→ **Required task**:
Select all lines in the records that include "vehicle".

→ **Exercise input**:
#####
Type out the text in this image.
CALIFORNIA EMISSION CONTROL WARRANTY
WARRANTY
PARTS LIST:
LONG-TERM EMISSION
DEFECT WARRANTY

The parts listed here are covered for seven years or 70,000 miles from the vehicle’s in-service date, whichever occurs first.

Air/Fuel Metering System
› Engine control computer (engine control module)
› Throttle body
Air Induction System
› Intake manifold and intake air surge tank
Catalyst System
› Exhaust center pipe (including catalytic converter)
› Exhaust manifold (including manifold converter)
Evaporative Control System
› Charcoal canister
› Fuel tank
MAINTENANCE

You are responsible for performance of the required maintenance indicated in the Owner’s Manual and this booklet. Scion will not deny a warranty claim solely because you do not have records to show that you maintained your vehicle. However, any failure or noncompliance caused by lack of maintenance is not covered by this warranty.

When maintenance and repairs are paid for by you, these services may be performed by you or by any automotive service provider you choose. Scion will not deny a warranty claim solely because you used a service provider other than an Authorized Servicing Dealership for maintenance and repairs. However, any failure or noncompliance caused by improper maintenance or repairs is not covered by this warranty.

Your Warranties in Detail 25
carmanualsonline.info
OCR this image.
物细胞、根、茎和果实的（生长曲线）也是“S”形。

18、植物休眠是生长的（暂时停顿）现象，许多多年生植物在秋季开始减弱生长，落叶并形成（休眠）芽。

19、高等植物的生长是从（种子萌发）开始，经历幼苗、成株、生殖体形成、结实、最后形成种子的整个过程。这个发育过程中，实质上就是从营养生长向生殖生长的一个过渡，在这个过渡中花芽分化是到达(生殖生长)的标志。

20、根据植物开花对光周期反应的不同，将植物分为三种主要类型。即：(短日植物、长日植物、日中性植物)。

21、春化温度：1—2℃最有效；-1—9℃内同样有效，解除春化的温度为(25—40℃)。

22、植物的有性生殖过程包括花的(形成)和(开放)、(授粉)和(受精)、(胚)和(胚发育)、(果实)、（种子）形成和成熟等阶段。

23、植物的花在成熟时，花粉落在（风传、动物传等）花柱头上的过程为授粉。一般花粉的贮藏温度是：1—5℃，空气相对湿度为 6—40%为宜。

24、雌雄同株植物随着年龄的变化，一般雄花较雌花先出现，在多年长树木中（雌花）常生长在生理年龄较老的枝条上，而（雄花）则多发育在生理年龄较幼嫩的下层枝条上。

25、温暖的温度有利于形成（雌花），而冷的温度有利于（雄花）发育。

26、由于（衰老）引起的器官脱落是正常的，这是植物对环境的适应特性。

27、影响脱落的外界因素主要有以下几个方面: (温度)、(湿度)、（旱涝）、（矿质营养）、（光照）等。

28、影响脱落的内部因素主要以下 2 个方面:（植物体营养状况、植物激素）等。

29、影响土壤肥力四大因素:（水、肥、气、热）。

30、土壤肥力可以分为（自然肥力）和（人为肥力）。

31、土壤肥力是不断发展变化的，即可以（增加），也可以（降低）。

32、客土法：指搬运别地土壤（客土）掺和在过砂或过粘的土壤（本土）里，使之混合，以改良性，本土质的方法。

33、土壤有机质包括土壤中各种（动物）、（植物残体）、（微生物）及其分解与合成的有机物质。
#####
→ **Exercise response**:
The parts listed here are covered for seven years or 70,000 miles from the vehicle’s in-service date, whichever occurs first.
You are responsible for performance of the required maintenance indicated in the Owner’s Manual and this booklet. Scion will not deny a warranty claim solely because you do not have records to show that you maintained your vehicle. However, any failure or noncompliance caused by lack of maintenance is not covered by this warranty.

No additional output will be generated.